Return only the lines starting at the line that contains "Type out the text in this image." and ending with the final line of the listing; include both endpoints.

-*-

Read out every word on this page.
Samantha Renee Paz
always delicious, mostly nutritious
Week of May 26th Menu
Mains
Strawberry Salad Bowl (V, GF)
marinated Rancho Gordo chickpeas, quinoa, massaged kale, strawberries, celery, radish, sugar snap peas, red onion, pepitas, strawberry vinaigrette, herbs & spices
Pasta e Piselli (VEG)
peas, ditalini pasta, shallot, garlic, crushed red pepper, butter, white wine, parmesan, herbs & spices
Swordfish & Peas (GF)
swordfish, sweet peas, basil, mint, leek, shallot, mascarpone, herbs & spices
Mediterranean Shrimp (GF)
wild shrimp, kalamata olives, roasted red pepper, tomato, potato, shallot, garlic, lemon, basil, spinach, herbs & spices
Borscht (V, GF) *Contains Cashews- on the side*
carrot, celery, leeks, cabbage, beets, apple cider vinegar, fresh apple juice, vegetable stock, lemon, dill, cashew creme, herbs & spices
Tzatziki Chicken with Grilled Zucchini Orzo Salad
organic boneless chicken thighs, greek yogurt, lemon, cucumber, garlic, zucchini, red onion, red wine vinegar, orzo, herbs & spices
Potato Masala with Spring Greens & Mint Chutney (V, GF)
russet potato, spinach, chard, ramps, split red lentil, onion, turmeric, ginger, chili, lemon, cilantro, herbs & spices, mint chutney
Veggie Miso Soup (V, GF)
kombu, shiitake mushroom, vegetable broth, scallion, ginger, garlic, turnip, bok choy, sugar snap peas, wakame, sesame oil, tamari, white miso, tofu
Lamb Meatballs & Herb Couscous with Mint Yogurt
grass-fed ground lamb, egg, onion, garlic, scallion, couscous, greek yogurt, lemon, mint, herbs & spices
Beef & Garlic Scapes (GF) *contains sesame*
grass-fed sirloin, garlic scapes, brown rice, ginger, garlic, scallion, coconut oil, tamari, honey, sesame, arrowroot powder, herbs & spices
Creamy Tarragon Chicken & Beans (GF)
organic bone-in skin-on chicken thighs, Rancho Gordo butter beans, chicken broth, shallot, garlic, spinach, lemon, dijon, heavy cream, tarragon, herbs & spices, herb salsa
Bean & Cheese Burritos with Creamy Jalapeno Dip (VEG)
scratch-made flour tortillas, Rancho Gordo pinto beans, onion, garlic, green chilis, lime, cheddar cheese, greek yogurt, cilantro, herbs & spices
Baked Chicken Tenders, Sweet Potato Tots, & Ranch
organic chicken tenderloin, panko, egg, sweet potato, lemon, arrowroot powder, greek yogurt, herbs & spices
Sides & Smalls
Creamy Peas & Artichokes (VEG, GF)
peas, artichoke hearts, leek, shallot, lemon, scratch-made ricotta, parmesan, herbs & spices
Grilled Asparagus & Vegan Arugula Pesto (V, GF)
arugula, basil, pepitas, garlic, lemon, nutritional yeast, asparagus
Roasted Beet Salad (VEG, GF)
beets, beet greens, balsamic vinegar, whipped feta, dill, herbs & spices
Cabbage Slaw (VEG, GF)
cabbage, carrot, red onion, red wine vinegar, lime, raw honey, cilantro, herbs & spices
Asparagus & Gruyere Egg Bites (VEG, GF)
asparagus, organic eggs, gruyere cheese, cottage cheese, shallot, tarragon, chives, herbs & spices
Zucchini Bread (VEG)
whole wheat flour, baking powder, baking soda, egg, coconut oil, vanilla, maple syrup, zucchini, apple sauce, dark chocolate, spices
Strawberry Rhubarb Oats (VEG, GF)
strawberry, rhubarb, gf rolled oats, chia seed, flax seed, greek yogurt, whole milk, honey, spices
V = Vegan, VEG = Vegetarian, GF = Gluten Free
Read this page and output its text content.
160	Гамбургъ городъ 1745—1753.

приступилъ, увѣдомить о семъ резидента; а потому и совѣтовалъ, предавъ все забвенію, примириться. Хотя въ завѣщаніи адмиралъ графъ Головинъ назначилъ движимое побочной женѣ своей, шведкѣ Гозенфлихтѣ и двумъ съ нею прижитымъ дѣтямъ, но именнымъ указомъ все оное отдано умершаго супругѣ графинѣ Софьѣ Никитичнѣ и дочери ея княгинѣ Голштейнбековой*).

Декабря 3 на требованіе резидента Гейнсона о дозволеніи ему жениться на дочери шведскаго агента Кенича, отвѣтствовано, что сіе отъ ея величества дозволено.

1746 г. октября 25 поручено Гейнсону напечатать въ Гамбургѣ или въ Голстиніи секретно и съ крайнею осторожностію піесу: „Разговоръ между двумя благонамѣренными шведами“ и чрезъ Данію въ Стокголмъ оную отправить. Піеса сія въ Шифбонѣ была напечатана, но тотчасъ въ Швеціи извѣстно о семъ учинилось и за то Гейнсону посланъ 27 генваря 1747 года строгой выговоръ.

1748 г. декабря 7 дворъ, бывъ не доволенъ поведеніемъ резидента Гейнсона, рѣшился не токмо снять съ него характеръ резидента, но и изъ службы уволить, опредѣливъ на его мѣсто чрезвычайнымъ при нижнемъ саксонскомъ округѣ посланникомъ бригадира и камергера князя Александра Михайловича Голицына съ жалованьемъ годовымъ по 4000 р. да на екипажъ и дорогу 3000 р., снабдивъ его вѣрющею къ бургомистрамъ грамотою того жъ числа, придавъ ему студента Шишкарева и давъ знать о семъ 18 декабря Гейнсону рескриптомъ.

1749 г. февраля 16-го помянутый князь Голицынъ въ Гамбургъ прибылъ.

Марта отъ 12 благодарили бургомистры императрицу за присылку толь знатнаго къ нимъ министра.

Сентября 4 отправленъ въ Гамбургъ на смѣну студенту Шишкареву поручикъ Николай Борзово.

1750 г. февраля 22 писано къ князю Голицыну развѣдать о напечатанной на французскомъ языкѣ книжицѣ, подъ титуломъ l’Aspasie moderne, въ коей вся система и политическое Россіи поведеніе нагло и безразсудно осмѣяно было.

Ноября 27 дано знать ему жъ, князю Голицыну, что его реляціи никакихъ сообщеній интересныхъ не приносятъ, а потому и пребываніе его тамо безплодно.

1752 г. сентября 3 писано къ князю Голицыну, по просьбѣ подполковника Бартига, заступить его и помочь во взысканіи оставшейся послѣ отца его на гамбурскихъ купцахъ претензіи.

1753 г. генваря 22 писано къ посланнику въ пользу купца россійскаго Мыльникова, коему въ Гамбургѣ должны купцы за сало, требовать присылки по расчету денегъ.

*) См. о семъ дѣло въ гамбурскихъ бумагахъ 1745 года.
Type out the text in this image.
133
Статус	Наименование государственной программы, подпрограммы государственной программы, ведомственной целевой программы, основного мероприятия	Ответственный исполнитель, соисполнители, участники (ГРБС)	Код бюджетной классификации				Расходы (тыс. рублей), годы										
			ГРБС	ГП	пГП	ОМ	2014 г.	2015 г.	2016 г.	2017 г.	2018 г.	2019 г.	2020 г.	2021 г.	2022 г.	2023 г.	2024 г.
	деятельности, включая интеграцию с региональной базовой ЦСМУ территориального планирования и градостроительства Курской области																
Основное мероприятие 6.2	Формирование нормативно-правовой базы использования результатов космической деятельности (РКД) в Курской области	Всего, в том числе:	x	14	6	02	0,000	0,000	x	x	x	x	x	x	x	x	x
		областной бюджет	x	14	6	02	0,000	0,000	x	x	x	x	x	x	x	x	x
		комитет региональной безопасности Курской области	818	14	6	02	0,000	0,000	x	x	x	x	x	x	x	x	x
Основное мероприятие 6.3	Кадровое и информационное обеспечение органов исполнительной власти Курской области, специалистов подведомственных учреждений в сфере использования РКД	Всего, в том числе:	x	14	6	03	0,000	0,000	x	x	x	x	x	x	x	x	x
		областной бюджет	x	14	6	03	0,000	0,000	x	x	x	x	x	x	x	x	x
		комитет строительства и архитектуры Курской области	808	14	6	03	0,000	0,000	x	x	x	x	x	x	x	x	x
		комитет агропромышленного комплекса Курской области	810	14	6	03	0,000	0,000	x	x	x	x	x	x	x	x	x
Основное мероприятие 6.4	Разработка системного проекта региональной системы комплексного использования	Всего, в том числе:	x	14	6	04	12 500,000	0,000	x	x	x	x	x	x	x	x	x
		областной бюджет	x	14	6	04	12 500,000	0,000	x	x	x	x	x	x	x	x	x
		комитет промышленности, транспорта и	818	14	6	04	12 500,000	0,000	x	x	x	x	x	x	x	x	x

-*-

▶ [FULL ANSWER]:
Type out the text in this image.
133
Статус	Наименование государственной программы, подпрограммы государственной программы, ведомственной целевой программы, основного мероприятия	Ответственный исполнитель, соисполнители, участники (ГРБС)	Код бюджетной классификации				Расходы (тыс. рублей), годы										
			ГРБС	ГП	пГП	ОМ	2014 г.	2015 г.	2016 г.	2017 г.	2018 г.	2019 г.	2020 г.	2021 г.	2022 г.	2023 г.	2024 г.
	деятельности, включая интеграцию с региональной базовой ЦСМУ территориального планирования и градостроительства Курской области																
Основное мероприятие 6.2	Формирование нормативно-правовой базы использования результатов космической деятельности (РКД) в Курской области	Всего, в том числе:	x	14	6	02	0,000	0,000	x	x	x	x	x	x	x	x	x
		областной бюджет	x	14	6	02	0,000	0,000	x	x	x	x	x	x	x	x	x
		комитет региональной безопасности Курской области	818	14	6	02	0,000	0,000	x	x	x	x	x	x	x	x	x
Основное мероприятие 6.3	Кадровое и информационное обеспечение органов исполнительной власти Курской области, специалистов подведомственных учреждений в сфере использования РКД	Всего, в том числе:	x	14	6	03	0,000	0,000	x	x	x	x	x	x	x	x	x
		областной бюджет	x	14	6	03	0,000	0,000	x	x	x	x	x	x	x	x	x
		комитет строительства и архитектуры Курской области	808	14	6	03	0,000	0,000	x	x	x	x	x	x	x	x	x
		комитет агропромышленного комплекса Курской области	810	14	6	03	0,000	0,000	x	x	x	x	x	x	x	x	x
Основное мероприятие 6.4	Разработка системного проекта региональной системы комплексного использования	Всего, в том числе:	x	14	6	04	12 500,000	0,000	x	x	x	x	x	x	x	x	x
		областной бюджет	x	14	6	04	12 500,000	0,000	x	x	x	x	x	x	x	x	x
		комитет промышленности, транспорта и	818	14	6	04	12 500,000	0,000	x	x	x	x	x	x	x	x	x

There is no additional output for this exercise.